((
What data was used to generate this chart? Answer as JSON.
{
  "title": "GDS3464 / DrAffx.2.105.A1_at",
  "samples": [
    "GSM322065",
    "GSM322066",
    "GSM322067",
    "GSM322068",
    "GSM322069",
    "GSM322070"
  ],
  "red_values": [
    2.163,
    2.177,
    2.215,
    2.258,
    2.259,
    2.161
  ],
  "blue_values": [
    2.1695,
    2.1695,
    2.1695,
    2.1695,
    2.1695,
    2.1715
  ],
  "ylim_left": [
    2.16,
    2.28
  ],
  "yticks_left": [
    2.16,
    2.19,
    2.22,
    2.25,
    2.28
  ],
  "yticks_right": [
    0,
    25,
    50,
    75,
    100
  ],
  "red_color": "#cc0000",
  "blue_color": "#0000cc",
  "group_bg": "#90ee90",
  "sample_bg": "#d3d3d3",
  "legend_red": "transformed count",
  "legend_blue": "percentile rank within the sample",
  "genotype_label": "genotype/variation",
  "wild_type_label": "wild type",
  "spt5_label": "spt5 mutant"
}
))
● **EXERCISE DIRECTIONS**
Give the records above again, word for word.

● **ANSWER TO THIS EXERCISE**
What data was used to generate this chart? Answer as JSON.
{
  "title": "GDS3464 / DrAffx.2.105.A1_at",
  "samples": [
    "GSM322065",
    "GSM322066",
    "GSM322067",
    "GSM322068",
    "GSM322069",
    "GSM322070"
  ],
  "red_values": [
    2.163,
    2.177,
    2.215,
    2.258,
    2.259,
    2.161
  ],
  "blue_values": [
    2.1695,
    2.1695,
    2.1695,
    2.1695,
    2.1695,
    2.1715
  ],
  "ylim_left": [
    2.16,
    2.28
  ],
  "yticks_left": [
    2.16,
    2.19,
    2.22,
    2.25,
    2.28
  ],
  "yticks_right": [
    0,
    25,
    50,
    75,
    100
  ],
  "red_color": "#cc0000",
  "blue_color": "#0000cc",
  "group_bg": "#90ee90",
  "sample_bg": "#d3d3d3",
  "legend_red": "transformed count",
  "legend_blue": "percentile rank within the sample",
  "genotype_label": "genotype/variation",
  "wild_type_label": "wild type",
  "spt5_label": "spt5 mutant"
}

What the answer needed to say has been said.